▶ **Exercise instructions**: Restate the whole listing word for word. Pictures are left out.

▶ **Data section**:
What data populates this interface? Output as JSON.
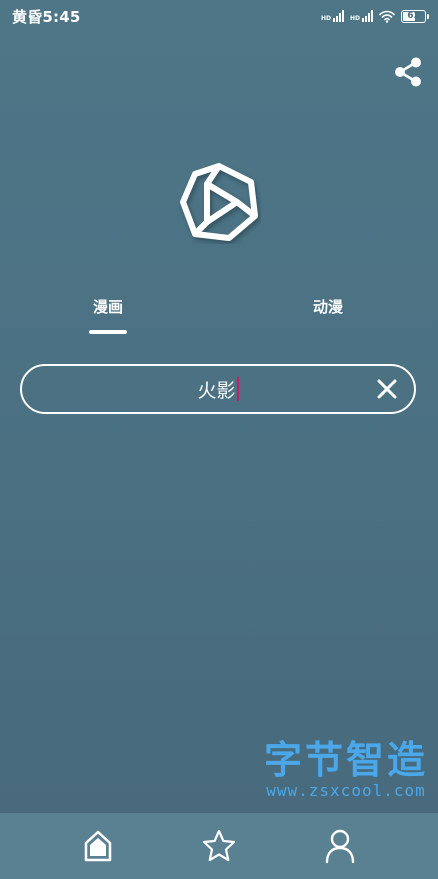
{
  "status_bar": {
    "time": "黄昏5:45",
    "signal1_label": "HD",
    "signal2_label": "HD",
    "battery_level": "63",
    "battery_fraction": 0.63
  },
  "header": {
    "share_icon": "share-icon"
  },
  "logo": {
    "icon": "hexagon-play-logo"
  },
  "tabs": [
    {
      "label": "漫画",
      "active": true
    },
    {
      "label": "动漫",
      "active": false
    }
  ],
  "search": {
    "value": "火影",
    "placeholder": "",
    "clear_icon": "close-icon",
    "caret_color": "#c81a6b"
  },
  "watermark": {
    "title": "字节智造",
    "url": "www.zsxcool.com",
    "color": "#4aa8ea"
  },
  "bottom_nav": {
    "items": [
      {
        "icon": "home-icon",
        "active": true
      },
      {
        "icon": "star-icon",
        "active": false
      },
      {
        "icon": "user-icon",
        "active": false
      }
    ]
  },
  "colors": {
    "background": "#4a7082",
    "bottom_nav": "#5a8192",
    "foreground": "#ffffff"
  }
}
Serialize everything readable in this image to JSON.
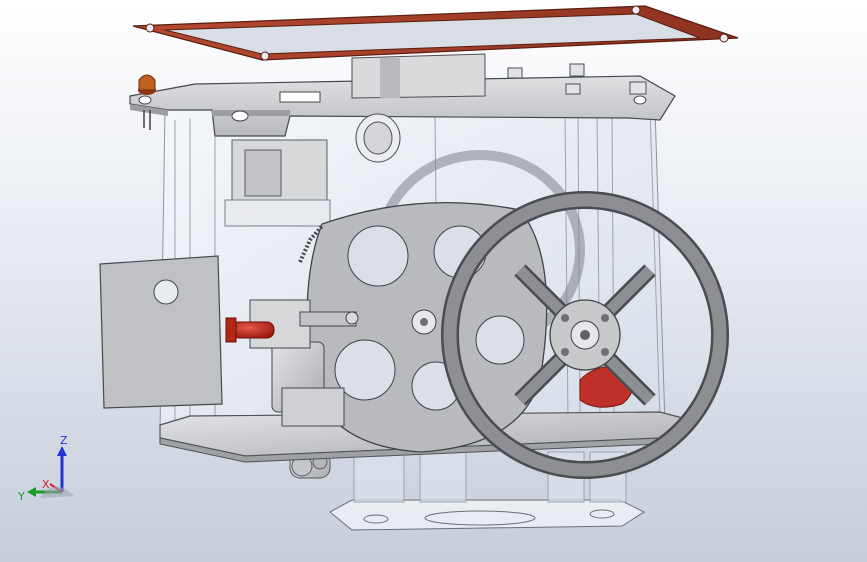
{
  "view": {
    "type": "CAD 3D assembly viewport",
    "background_top": "#ffffff",
    "background_bottom": "#c6ceda"
  },
  "model": {
    "part_colors": {
      "gasket": "#a9402a",
      "metal": "#c8c9cb",
      "metal_dark": "#8e9094",
      "wheel": "#9a9b9e",
      "red_knob": "#c2281a",
      "red_fan": "#c0302a",
      "orange_led": "#c0601f",
      "transparent_acrylic": "#e8eef7"
    }
  },
  "triad": {
    "z_label": "Z",
    "x_label": "X",
    "y_label": "Y",
    "z_color": "#2135d6",
    "x_color": "#d12121",
    "y_color": "#1d9a2a"
  }
}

▶ **The answer**:
What data populates this interface? Output as JSON.
{
  "status_bar": {
    "time": "黄昏5:45",
    "signal1_label": "HD",
    "signal2_label": "HD",
    "battery_level": "63",
    "battery_fraction": 0.63
  },
  "header": {
    "share_icon": "share-icon"
  },
  "logo": {
    "icon": "hexagon-play-logo"
  },
  "tabs": [
    {
      "label": "漫画",
      "active": true
    },
    {
      "label": "动漫",
      "active": false
    }
  ],
  "search": {
    "value": "火影",
    "placeholder": "",
    "clear_icon": "close-icon",
    "caret_color": "#c81a6b"
  },
  "watermark": {
    "title": "字节智造",
    "url": "www.zsxcool.com",
    "color": "#4aa8ea"
  },
  "bottom_nav": {
    "items": [
      {
        "icon": "home-icon",
        "active": true
      },
      {
        "icon": "star-icon",
        "active": false
      },
      {
        "icon": "user-icon",
        "active": false
      }
    ]
  },
  "colors": {
    "background": "#4a7082",
    "bottom_nav": "#5a8192",
    "foreground": "#ffffff"
  }
}
Serialize everything readable in this image to JSON.
{
  "view": {
    "type": "CAD 3D assembly viewport",
    "background_top": "#ffffff",
    "background_bottom": "#c6ceda"
  },
  "model": {
    "part_colors": {
      "gasket": "#a9402a",
      "metal": "#c8c9cb",
      "metal_dark": "#8e9094",
      "wheel": "#9a9b9e",
      "red_knob": "#c2281a",
      "red_fan": "#c0302a",
      "orange_led": "#c0601f",
      "transparent_acrylic": "#e8eef7"
    }
  },
  "triad": {
    "z_label": "Z",
    "x_label": "X",
    "y_label": "Y",
    "z_color": "#2135d6",
    "x_color": "#d12121",
    "y_color": "#1d9a2a"
  }
}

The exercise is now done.